■ Exercise task ■
Reproduce the material in full, unchanged.

Collected data entries
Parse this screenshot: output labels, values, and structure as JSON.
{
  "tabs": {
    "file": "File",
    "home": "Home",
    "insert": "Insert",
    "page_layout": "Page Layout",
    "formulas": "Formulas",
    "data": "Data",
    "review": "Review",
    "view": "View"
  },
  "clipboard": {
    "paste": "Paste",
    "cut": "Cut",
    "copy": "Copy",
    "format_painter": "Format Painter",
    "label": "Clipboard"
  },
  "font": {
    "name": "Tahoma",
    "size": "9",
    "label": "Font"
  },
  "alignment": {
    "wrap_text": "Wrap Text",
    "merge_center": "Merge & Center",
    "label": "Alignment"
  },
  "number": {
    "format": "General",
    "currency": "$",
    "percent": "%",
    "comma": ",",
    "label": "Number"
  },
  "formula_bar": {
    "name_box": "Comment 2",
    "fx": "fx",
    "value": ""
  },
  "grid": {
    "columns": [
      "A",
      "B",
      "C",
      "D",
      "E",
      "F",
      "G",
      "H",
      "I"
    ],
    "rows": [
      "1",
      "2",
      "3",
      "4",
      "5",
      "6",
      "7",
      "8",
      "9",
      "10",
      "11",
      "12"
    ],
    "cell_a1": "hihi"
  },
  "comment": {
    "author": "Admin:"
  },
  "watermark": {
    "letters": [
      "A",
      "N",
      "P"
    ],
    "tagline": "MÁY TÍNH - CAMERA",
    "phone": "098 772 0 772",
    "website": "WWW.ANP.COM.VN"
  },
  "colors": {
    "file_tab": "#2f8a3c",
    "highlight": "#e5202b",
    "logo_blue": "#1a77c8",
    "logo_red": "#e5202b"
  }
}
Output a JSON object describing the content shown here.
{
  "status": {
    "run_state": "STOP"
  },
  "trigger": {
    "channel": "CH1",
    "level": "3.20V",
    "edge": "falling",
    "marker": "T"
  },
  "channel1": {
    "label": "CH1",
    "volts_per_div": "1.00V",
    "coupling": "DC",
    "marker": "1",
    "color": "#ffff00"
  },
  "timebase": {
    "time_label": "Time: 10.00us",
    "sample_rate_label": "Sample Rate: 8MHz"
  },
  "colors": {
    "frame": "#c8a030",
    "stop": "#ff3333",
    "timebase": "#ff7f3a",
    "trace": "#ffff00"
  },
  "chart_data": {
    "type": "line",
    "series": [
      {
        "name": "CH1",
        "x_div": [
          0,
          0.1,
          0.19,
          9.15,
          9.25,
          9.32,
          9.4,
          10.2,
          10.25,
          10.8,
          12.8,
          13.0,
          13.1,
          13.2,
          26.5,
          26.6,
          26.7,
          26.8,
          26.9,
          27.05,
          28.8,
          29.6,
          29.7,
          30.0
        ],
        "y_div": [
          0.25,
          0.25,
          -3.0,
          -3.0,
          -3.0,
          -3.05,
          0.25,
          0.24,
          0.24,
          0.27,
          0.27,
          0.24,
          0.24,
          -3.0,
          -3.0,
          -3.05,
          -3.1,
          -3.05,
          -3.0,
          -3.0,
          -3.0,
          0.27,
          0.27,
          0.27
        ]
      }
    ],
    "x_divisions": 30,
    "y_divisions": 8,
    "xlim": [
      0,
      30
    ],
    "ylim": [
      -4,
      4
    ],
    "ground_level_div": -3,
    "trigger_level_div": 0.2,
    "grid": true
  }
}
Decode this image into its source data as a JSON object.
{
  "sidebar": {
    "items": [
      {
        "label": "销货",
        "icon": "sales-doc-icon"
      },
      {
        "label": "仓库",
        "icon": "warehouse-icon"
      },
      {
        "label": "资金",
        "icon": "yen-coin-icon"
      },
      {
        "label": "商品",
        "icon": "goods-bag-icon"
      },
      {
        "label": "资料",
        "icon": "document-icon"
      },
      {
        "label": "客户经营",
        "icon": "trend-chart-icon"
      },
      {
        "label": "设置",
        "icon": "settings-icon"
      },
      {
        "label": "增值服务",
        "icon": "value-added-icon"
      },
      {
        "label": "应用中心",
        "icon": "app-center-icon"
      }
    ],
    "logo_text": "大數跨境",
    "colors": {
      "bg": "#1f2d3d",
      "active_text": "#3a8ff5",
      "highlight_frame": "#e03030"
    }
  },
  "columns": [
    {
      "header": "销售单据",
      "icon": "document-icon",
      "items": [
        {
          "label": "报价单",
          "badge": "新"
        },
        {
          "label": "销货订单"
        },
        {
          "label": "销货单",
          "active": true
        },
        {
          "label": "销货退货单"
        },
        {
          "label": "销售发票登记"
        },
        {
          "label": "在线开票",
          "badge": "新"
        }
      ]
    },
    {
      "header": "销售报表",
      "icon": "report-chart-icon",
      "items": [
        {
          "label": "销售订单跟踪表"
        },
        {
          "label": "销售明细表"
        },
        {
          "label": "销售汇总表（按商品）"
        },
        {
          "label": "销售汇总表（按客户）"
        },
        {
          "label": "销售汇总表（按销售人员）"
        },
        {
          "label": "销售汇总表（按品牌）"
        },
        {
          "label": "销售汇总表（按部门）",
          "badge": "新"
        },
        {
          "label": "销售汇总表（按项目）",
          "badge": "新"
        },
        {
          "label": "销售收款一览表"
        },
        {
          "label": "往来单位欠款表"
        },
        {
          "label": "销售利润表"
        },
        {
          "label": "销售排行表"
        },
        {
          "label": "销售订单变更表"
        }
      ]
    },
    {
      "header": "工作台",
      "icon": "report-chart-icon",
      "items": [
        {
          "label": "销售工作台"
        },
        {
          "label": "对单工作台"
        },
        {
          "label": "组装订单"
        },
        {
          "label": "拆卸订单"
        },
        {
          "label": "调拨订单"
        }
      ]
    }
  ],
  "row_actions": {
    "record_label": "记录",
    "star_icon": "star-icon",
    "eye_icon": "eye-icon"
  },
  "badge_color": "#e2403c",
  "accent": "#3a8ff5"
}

■ Task response ■
Parse this screenshot: output labels, values, and structure as JSON.
{
  "tabs": {
    "file": "File",
    "home": "Home",
    "insert": "Insert",
    "page_layout": "Page Layout",
    "formulas": "Formulas",
    "data": "Data",
    "review": "Review",
    "view": "View"
  },
  "clipboard": {
    "paste": "Paste",
    "cut": "Cut",
    "copy": "Copy",
    "format_painter": "Format Painter",
    "label": "Clipboard"
  },
  "font": {
    "name": "Tahoma",
    "size": "9",
    "label": "Font"
  },
  "alignment": {
    "wrap_text": "Wrap Text",
    "merge_center": "Merge & Center",
    "label": "Alignment"
  },
  "number": {
    "format": "General",
    "currency": "$",
    "percent": "%",
    "comma": ",",
    "label": "Number"
  },
  "formula_bar": {
    "name_box": "Comment 2",
    "fx": "fx",
    "value": ""
  },
  "grid": {
    "columns": [
      "A",
      "B",
      "C",
      "D",
      "E",
      "F",
      "G",
      "H",
      "I"
    ],
    "rows": [
      "1",
      "2",
      "3",
      "4",
      "5",
      "6",
      "7",
      "8",
      "9",
      "10",
      "11",
      "12"
    ],
    "cell_a1": "hihi"
  },
  "comment": {
    "author": "Admin:"
  },
  "watermark": {
    "letters": [
      "A",
      "N",
      "P"
    ],
    "tagline": "MÁY TÍNH - CAMERA",
    "phone": "098 772 0 772",
    "website": "WWW.ANP.COM.VN"
  },
  "colors": {
    "file_tab": "#2f8a3c",
    "highlight": "#e5202b",
    "logo_blue": "#1a77c8",
    "logo_red": "#e5202b"
  }
}
Output a JSON object describing the content shown here.
{
  "status": {
    "run_state": "STOP"
  },
  "trigger": {
    "channel": "CH1",
    "level": "3.20V",
    "edge": "falling",
    "marker": "T"
  },
  "channel1": {
    "label": "CH1",
    "volts_per_div": "1.00V",
    "coupling": "DC",
    "marker": "1",
    "color": "#ffff00"
  },
  "timebase": {
    "time_label": "Time: 10.00us",
    "sample_rate_label": "Sample Rate: 8MHz"
  },
  "colors": {
    "frame": "#c8a030",
    "stop": "#ff3333",
    "timebase": "#ff7f3a",
    "trace": "#ffff00"
  },
  "chart_data": {
    "type": "line",
    "series": [
      {
        "name": "CH1",
        "x_div": [
          0,
          0.1,
          0.19,
          9.15,
          9.25,
          9.32,
          9.4,
          10.2,
          10.25,
          10.8,
          12.8,
          13.0,
          13.1,
          13.2,
          26.5,
          26.6,
          26.7,
          26.8,
          26.9,
          27.05,
          28.8,
          29.6,
          29.7,
          30.0
        ],
        "y_div": [
          0.25,
          0.25,
          -3.0,
          -3.0,
          -3.0,
          -3.05,
          0.25,
          0.24,
          0.24,
          0.27,
          0.27,
          0.24,
          0.24,
          -3.0,
          -3.0,
          -3.05,
          -3.1,
          -3.05,
          -3.0,
          -3.0,
          -3.0,
          0.27,
          0.27,
          0.27
        ]
      }
    ],
    "x_divisions": 30,
    "y_divisions": 8,
    "xlim": [
      0,
      30
    ],
    "ylim": [
      -4,
      4
    ],
    "ground_level_div": -3,
    "trigger_level_div": 0.2,
    "grid": true
  }
}
Decode this image into its source data as a JSON object.
{
  "sidebar": {
    "items": [
      {
        "label": "销货",
        "icon": "sales-doc-icon"
      },
      {
        "label": "仓库",
        "icon": "warehouse-icon"
      },
      {
        "label": "资金",
        "icon": "yen-coin-icon"
      },
      {
        "label": "商品",
        "icon": "goods-bag-icon"
      },
      {
        "label": "资料",
        "icon": "document-icon"
      },
      {
        "label": "客户经营",
        "icon": "trend-chart-icon"
      },
      {
        "label": "设置",
        "icon": "settings-icon"
      },
      {
        "label": "增值服务",
        "icon": "value-added-icon"
      },
      {
        "label": "应用中心",
        "icon": "app-center-icon"
      }
    ],
    "logo_text": "大數跨境",
    "colors": {
      "bg": "#1f2d3d",
      "active_text": "#3a8ff5",
      "highlight_frame": "#e03030"
    }
  },
  "columns": [
    {
      "header": "销售单据",
      "icon": "document-icon",
      "items": [
        {
          "label": "报价单",
          "badge": "新"
        },
        {
          "label": "销货订单"
        },
        {
          "label": "销货单",
          "active": true
        },
        {
          "label": "销货退货单"
        },
        {
          "label": "销售发票登记"
        },
        {
          "label": "在线开票",
          "badge": "新"
        }
      ]
    },
    {
      "header": "销售报表",
      "icon": "report-chart-icon",
      "items": [
        {
          "label": "销售订单跟踪表"
        },
        {
          "label": "销售明细表"
        },
        {
          "label": "销售汇总表（按商品）"
        },
        {
          "label": "销售汇总表（按客户）"
        },
        {
          "label": "销售汇总表（按销售人员）"
        },
        {
          "label": "销售汇总表（按品牌）"
        },
        {
          "label": "销售汇总表（按部门）",
          "badge": "新"
        },
        {
          "label": "销售汇总表（按项目）",
          "badge": "新"
        },
        {
          "label": "销售收款一览表"
        },
        {
          "label": "往来单位欠款表"
        },
        {
          "label": "销售利润表"
        },
        {
          "label": "销售排行表"
        },
        {
          "label": "销售订单变更表"
        }
      ]
    },
    {
      "header": "工作台",
      "icon": "report-chart-icon",
      "items": [
        {
          "label": "销售工作台"
        },
        {
          "label": "对单工作台"
        },
        {
          "label": "组装订单"
        },
        {
          "label": "拆卸订单"
        },
        {
          "label": "调拨订单"
        }
      ]
    }
  ],
  "row_actions": {
    "record_label": "记录",
    "star_icon": "star-icon",
    "eye_icon": "eye-icon"
  },
  "badge_color": "#e2403c",
  "accent": "#3a8ff5"
}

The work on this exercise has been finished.